*EXERCISE*:
Write the material out again exactly.

*WORKING DATA*:
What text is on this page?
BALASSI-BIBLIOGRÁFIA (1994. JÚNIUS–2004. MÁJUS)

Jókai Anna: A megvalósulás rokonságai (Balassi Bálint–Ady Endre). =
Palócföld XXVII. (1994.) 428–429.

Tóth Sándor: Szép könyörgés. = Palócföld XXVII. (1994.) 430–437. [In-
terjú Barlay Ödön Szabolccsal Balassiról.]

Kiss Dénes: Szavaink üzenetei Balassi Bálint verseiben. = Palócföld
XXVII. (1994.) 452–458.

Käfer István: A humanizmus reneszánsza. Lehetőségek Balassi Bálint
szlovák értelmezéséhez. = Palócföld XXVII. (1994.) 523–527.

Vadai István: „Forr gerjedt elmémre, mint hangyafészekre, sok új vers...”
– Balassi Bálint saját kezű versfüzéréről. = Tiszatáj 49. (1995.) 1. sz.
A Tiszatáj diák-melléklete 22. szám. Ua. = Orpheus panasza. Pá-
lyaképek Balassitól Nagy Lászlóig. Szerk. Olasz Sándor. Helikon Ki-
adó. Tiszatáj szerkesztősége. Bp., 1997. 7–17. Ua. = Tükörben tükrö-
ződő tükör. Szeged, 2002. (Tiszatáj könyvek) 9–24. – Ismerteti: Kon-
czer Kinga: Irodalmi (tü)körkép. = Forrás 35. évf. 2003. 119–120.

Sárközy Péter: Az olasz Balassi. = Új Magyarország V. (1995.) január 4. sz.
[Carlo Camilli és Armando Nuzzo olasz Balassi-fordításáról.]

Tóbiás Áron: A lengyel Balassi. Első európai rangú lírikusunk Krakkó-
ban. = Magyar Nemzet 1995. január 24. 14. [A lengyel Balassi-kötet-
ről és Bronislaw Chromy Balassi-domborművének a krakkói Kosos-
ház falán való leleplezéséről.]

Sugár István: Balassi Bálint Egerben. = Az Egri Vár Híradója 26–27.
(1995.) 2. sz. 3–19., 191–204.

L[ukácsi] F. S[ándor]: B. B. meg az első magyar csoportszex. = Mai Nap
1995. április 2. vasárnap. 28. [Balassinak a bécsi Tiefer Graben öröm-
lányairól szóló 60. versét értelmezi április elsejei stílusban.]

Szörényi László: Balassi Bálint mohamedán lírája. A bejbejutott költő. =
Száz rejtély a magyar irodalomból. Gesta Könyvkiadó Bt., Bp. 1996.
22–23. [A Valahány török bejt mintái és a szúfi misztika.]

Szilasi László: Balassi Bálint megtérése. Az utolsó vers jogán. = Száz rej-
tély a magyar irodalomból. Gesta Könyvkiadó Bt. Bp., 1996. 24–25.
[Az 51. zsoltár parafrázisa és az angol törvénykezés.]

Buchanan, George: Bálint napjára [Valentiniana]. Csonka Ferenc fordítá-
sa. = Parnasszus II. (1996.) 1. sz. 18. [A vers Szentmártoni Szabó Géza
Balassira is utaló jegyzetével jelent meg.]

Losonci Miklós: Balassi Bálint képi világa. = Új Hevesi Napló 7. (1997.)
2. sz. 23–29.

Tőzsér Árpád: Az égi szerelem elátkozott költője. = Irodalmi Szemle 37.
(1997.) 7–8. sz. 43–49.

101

*RESULT FOR THIS EXERCISE*:
What text is on this page?
BALASSI-BIBLIOGRÁFIA (1994. JÚNIUS–2004. MÁJUS)

Jókai Anna: A megvalósulás rokonságai (Balassi Bálint–Ady Endre). =
Palócföld XXVII. (1994.) 428–429.

Tóth Sándor: Szép könyörgés. = Palócföld XXVII. (1994.) 430–437. [In-
terjú Barlay Ödön Szabolccsal Balassiról.]

Kiss Dénes: Szavaink üzenetei Balassi Bálint verseiben. = Palócföld
XXVII. (1994.) 452–458.

Käfer István: A humanizmus reneszánsza. Lehetőségek Balassi Bálint
szlovák értelmezéséhez. = Palócföld XXVII. (1994.) 523–527.

Vadai István: „Forr gerjedt elmémre, mint hangyafészekre, sok új vers...”
– Balassi Bálint saját kezű versfüzéréről. = Tiszatáj 49. (1995.) 1. sz.
A Tiszatáj diák-melléklete 22. szám. Ua. = Orpheus panasza. Pá-
lyaképek Balassitól Nagy Lászlóig. Szerk. Olasz Sándor. Helikon Ki-
adó. Tiszatáj szerkesztősége. Bp., 1997. 7–17. Ua. = Tükörben tükrö-
ződő tükör. Szeged, 2002. (Tiszatáj könyvek) 9–24. – Ismerteti: Kon-
czer Kinga: Irodalmi (tü)körkép. = Forrás 35. évf. 2003. 119–120.

Sárközy Péter: Az olasz Balassi. = Új Magyarország V. (1995.) január 4. sz.
[Carlo Camilli és Armando Nuzzo olasz Balassi-fordításáról.]

Tóbiás Áron: A lengyel Balassi. Első európai rangú lírikusunk Krakkó-
ban. = Magyar Nemzet 1995. január 24. 14. [A lengyel Balassi-kötet-
ről és Bronislaw Chromy Balassi-domborművének a krakkói Kosos-
ház falán való leleplezéséről.]

Sugár István: Balassi Bálint Egerben. = Az Egri Vár Híradója 26–27.
(1995.) 2. sz. 3–19., 191–204.

L[ukácsi] F. S[ándor]: B. B. meg az első magyar csoportszex. = Mai Nap
1995. április 2. vasárnap. 28. [Balassinak a bécsi Tiefer Graben öröm-
lányairól szóló 60. versét értelmezi április elsejei stílusban.]

Szörényi László: Balassi Bálint mohamedán lírája. A bejbejutott költő. =
Száz rejtély a magyar irodalomból. Gesta Könyvkiadó Bt., Bp. 1996.
22–23. [A Valahány török bejt mintái és a szúfi misztika.]

Szilasi László: Balassi Bálint megtérése. Az utolsó vers jogán. = Száz rej-
tély a magyar irodalomból. Gesta Könyvkiadó Bt. Bp., 1996. 24–25.
[Az 51. zsoltár parafrázisa és az angol törvénykezés.]

Buchanan, George: Bálint napjára [Valentiniana]. Csonka Ferenc fordítá-
sa. = Parnasszus II. (1996.) 1. sz. 18. [A vers Szentmártoni Szabó Géza
Balassira is utaló jegyzetével jelent meg.]

Losonci Miklós: Balassi Bálint képi világa. = Új Hevesi Napló 7. (1997.)
2. sz. 23–29.

Tőzsér Árpád: Az égi szerelem elátkozott költője. = Irodalmi Szemle 37.
(1997.) 7–8. sz. 43–49.

101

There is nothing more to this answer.